**Goal:** Go over the listing below line by line and tally those containing "Number". Give only the tally.

**Rows:**

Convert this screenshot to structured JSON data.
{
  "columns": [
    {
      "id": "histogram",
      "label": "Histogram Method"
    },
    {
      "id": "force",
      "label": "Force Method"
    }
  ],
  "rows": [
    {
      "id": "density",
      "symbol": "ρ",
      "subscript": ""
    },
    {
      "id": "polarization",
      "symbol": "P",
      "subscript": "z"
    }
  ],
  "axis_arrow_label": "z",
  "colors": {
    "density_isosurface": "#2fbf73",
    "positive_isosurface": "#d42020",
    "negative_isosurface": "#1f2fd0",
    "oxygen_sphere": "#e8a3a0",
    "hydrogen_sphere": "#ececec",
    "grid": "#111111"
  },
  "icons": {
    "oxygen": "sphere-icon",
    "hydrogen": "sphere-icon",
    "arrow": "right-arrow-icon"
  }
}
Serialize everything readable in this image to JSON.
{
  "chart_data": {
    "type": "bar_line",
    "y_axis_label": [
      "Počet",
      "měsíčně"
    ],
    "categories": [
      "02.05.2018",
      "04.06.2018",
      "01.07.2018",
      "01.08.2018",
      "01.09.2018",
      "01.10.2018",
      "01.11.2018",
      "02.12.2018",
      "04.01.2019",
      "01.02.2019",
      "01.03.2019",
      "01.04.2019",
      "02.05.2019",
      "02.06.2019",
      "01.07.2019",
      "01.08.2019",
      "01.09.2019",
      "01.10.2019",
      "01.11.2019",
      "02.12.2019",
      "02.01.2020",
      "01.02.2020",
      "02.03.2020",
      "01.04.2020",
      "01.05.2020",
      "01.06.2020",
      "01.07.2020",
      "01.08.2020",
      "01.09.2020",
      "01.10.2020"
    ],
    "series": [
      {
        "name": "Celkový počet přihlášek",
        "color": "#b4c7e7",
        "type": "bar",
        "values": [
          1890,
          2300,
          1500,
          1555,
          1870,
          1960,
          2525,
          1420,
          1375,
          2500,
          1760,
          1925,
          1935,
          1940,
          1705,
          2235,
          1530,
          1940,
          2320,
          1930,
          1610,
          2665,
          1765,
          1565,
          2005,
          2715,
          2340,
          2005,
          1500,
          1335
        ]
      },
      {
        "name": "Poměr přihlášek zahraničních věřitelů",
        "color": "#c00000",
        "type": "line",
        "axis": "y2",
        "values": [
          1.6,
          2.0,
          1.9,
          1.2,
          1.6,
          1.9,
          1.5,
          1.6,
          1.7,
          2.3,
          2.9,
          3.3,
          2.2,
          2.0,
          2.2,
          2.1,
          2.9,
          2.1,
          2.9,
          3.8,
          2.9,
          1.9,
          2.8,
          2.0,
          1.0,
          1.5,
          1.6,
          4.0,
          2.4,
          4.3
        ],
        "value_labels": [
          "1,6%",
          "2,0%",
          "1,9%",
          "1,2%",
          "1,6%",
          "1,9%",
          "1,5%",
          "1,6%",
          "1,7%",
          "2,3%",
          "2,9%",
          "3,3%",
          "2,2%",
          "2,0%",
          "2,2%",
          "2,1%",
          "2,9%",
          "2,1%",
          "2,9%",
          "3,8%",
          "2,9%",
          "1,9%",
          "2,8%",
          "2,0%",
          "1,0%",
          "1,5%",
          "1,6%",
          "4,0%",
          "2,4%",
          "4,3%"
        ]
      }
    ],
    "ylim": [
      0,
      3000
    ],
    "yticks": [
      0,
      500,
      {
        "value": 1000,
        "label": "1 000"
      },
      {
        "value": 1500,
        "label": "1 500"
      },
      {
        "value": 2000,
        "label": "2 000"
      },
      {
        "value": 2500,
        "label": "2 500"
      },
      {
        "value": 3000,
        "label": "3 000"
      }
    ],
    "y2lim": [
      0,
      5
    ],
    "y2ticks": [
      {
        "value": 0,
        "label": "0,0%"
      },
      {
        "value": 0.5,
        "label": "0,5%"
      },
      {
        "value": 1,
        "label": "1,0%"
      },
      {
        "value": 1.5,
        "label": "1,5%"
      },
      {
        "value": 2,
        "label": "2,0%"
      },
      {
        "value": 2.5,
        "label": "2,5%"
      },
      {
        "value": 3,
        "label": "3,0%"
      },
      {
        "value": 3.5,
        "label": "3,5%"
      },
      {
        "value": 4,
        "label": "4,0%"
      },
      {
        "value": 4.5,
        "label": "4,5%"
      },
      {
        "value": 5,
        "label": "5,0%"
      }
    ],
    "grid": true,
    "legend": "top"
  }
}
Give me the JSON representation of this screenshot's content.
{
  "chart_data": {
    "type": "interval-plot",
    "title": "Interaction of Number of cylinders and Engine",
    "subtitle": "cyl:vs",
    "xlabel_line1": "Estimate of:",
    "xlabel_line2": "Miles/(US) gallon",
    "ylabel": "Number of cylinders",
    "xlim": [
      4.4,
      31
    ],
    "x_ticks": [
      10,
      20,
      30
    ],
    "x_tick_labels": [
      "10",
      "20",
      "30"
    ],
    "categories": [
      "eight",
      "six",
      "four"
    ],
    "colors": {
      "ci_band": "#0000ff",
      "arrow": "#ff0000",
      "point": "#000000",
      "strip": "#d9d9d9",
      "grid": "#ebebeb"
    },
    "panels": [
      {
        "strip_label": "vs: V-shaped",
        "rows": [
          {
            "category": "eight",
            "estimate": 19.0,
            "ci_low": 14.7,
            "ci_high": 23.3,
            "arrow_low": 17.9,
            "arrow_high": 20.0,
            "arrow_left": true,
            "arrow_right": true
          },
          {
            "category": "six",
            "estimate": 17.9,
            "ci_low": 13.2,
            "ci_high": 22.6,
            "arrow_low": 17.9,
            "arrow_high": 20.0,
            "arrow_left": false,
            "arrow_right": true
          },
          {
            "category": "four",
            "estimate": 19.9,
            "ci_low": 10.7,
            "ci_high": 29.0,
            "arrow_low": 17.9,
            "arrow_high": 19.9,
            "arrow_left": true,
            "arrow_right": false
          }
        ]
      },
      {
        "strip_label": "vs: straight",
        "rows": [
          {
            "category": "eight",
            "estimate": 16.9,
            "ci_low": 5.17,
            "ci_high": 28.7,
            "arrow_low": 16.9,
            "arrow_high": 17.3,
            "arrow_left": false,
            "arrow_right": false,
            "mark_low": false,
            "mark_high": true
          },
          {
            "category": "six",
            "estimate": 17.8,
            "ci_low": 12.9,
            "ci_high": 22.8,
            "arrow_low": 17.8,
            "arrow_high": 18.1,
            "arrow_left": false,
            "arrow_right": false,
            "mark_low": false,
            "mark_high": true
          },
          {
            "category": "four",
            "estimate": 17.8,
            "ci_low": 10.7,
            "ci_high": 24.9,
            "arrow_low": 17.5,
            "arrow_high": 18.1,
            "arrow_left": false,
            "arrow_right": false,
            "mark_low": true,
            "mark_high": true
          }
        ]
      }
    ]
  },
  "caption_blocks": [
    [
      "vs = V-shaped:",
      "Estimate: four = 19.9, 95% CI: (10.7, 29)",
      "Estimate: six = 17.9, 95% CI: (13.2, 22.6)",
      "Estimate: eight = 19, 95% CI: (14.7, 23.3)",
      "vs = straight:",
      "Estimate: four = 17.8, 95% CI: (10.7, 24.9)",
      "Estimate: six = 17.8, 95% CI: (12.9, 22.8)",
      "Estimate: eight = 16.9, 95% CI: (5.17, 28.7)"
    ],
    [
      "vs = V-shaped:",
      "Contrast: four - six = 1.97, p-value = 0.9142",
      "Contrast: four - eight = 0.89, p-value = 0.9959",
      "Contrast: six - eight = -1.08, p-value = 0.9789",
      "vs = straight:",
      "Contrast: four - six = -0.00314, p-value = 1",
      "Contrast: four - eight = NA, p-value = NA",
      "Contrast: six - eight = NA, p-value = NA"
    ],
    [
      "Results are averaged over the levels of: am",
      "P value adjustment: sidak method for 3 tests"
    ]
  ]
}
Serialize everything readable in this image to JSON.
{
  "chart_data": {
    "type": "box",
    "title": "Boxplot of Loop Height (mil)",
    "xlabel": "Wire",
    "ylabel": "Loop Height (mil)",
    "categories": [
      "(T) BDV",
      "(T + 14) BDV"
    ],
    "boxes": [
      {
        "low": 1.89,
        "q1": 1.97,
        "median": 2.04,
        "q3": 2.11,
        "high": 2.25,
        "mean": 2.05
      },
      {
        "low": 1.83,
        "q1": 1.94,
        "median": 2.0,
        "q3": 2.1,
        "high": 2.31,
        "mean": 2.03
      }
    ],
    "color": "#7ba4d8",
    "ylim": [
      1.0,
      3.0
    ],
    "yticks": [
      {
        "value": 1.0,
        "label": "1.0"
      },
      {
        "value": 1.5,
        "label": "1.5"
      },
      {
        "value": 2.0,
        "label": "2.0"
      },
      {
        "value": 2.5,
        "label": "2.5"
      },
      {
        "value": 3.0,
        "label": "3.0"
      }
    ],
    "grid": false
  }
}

**Output for this task:** 2